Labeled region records
┄┄┄┄┄┄┄┄┄┄┄┄┄┄┄┄┄┄┄┄

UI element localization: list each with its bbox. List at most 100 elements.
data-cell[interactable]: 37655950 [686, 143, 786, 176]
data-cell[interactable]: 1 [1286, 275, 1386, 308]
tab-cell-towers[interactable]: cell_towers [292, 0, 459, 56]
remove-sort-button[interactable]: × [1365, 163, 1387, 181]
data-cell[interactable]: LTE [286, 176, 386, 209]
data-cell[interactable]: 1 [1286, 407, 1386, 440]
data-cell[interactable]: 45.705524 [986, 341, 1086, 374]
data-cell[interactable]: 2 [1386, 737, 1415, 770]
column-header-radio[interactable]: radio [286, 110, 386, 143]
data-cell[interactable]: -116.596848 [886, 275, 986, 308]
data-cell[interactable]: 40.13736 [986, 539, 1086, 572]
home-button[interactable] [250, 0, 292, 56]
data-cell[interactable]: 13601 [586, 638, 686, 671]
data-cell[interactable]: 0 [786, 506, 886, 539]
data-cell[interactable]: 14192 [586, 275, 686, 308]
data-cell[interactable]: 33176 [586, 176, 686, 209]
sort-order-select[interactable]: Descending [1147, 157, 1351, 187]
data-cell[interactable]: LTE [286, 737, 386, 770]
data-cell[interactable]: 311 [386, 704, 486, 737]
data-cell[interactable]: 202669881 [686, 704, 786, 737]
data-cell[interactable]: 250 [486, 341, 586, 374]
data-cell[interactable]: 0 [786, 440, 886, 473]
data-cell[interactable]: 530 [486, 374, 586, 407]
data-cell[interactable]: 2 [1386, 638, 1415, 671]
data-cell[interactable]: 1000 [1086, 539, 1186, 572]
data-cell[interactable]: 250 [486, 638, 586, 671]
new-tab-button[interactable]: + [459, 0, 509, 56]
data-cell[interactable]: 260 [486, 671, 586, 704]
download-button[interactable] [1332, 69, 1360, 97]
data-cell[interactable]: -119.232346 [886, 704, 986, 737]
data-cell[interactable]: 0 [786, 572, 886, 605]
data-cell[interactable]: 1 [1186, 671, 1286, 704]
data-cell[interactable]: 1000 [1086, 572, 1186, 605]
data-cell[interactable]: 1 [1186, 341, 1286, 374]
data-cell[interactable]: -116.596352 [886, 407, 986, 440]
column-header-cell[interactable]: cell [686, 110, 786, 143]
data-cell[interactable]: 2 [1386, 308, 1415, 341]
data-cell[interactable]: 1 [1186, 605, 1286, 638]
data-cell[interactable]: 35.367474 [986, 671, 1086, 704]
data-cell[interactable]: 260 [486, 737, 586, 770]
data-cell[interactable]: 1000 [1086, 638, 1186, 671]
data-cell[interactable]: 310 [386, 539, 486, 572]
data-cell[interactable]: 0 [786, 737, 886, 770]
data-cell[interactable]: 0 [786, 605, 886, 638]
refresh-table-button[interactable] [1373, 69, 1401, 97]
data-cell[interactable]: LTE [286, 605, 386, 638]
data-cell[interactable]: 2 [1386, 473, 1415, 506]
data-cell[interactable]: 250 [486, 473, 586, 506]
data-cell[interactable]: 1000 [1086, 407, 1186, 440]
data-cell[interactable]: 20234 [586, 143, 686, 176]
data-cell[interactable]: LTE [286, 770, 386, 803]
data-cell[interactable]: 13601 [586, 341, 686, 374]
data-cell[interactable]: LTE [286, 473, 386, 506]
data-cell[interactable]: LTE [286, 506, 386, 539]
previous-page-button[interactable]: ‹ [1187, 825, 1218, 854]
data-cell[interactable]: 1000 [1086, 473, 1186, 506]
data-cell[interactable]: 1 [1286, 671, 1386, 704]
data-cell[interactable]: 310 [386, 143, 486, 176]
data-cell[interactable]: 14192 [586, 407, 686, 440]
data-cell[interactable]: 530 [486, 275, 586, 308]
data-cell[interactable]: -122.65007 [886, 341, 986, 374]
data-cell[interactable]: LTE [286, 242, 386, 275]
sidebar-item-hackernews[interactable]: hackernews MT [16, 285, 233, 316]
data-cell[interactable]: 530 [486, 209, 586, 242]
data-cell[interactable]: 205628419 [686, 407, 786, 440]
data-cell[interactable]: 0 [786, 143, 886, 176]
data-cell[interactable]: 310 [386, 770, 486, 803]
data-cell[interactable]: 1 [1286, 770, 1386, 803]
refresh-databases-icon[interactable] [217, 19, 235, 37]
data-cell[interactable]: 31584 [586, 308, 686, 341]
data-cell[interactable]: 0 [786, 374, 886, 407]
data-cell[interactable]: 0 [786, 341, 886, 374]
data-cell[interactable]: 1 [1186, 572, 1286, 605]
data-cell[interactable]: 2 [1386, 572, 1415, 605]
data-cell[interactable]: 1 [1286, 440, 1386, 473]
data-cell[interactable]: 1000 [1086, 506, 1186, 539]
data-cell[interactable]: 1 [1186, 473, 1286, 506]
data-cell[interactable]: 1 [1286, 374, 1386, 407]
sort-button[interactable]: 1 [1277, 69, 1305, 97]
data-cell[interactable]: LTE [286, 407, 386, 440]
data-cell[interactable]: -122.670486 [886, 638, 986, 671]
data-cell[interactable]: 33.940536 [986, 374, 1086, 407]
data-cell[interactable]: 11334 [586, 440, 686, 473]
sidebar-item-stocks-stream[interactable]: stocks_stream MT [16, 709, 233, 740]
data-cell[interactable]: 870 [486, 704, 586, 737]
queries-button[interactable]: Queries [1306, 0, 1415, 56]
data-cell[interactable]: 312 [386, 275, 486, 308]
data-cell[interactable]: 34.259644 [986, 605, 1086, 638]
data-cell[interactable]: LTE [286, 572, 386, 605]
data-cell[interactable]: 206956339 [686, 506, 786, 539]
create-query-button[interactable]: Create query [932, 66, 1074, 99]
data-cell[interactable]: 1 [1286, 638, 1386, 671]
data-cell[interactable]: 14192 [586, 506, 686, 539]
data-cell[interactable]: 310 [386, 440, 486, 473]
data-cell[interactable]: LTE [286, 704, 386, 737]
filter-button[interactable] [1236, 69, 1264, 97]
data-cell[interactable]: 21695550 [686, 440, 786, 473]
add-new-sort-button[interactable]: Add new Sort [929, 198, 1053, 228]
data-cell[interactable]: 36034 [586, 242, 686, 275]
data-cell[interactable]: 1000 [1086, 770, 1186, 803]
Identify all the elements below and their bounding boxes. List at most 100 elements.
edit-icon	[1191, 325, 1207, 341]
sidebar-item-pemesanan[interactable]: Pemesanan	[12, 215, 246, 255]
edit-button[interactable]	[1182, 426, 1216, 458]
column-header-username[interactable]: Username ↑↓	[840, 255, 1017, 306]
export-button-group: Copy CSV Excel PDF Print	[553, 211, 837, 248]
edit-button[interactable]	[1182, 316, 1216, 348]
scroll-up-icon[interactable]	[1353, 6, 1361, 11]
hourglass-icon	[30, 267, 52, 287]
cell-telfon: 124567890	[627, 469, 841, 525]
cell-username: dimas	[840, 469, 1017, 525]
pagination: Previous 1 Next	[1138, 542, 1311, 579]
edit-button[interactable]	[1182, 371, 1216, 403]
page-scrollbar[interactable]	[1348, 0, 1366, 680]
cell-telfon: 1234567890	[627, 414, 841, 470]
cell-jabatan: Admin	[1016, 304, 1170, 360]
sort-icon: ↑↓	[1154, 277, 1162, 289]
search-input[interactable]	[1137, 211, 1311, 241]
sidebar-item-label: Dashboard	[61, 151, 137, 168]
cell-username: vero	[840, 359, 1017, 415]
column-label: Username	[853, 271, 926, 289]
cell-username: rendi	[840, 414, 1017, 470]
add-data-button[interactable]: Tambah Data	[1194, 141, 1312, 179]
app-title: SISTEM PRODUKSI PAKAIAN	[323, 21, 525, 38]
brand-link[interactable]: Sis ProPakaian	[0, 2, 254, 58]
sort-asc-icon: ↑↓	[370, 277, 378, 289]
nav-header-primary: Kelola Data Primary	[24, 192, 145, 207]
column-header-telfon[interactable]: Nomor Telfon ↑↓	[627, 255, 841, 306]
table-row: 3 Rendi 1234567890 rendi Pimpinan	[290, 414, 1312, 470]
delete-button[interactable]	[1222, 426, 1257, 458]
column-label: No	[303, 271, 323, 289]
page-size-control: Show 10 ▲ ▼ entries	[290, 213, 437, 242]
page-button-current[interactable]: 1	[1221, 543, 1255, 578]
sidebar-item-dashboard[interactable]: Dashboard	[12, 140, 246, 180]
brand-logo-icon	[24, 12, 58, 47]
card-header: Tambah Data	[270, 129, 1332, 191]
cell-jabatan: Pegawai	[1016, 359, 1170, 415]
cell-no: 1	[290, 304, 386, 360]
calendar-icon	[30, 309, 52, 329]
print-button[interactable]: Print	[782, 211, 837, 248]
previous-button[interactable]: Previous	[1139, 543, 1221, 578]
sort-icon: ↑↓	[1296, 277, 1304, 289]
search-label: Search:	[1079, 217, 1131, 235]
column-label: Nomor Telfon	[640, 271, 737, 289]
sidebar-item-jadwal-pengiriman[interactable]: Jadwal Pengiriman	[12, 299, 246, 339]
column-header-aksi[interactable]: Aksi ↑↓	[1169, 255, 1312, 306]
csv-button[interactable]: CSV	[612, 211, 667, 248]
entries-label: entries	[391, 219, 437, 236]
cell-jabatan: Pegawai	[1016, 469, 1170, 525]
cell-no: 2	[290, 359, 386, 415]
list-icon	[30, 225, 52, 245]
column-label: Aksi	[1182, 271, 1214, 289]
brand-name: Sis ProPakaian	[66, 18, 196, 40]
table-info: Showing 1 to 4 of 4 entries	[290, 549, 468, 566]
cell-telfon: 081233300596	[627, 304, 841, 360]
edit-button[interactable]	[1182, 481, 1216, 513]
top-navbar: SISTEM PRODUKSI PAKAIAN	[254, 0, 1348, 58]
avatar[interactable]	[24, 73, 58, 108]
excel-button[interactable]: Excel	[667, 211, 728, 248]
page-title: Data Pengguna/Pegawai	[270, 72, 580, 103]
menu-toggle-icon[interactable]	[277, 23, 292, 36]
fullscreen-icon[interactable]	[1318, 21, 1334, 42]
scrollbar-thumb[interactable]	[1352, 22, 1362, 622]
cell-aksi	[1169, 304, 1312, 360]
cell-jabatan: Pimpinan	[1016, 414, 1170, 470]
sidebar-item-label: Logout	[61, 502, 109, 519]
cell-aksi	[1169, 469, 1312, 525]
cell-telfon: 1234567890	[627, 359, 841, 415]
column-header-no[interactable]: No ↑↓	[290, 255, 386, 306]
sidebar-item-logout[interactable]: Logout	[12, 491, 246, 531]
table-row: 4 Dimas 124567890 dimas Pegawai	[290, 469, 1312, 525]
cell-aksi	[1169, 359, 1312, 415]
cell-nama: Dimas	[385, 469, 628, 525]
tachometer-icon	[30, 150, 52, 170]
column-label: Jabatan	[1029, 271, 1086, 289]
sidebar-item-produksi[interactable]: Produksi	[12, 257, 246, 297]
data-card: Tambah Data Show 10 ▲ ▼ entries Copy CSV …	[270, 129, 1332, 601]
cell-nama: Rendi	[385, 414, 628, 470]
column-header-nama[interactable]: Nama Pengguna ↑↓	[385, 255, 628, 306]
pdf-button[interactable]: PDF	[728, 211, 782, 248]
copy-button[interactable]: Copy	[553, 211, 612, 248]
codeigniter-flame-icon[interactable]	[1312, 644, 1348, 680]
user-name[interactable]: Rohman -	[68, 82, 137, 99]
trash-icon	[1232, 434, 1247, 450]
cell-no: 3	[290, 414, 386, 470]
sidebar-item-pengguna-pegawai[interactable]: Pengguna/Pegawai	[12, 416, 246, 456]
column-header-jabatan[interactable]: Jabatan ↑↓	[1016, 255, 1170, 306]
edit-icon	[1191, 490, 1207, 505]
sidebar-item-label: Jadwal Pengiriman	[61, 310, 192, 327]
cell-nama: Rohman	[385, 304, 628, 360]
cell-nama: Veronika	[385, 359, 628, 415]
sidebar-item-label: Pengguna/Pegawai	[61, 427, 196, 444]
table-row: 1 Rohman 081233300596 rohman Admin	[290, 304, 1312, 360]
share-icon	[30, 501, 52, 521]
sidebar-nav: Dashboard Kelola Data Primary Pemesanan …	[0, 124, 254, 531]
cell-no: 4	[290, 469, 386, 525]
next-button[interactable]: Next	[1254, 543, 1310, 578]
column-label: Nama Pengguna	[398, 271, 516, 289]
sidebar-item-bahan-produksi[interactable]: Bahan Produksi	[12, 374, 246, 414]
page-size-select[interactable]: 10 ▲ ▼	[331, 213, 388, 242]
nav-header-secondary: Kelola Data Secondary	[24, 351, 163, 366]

┄┄┄┄┄┄┄┄┄┄┄┄┄┄┄┄┄┄┄┄

== TASK TO COMPLETE ==
Can you reproduce the records word for word, starting from the first line and continuing through the line that contains "data-cell[interactable]: LTE [286, 737, 386, 770]"?

== FINISHED ANSWER ==
UI element localization: list each with its bbox. List at most 100 elements.
data-cell[interactable]: 37655950 [686, 143, 786, 176]
data-cell[interactable]: 1 [1286, 275, 1386, 308]
tab-cell-towers[interactable]: cell_towers [292, 0, 459, 56]
remove-sort-button[interactable]: × [1365, 163, 1387, 181]
data-cell[interactable]: LTE [286, 176, 386, 209]
data-cell[interactable]: 1 [1286, 407, 1386, 440]
data-cell[interactable]: 45.705524 [986, 341, 1086, 374]
data-cell[interactable]: 2 [1386, 737, 1415, 770]
column-header-radio[interactable]: radio [286, 110, 386, 143]
data-cell[interactable]: -116.596848 [886, 275, 986, 308]
data-cell[interactable]: 40.13736 [986, 539, 1086, 572]
home-button[interactable] [250, 0, 292, 56]
data-cell[interactable]: 13601 [586, 638, 686, 671]
data-cell[interactable]: 0 [786, 506, 886, 539]
data-cell[interactable]: 14192 [586, 275, 686, 308]
data-cell[interactable]: 33176 [586, 176, 686, 209]
sort-order-select[interactable]: Descending [1147, 157, 1351, 187]
data-cell[interactable]: LTE [286, 737, 386, 770]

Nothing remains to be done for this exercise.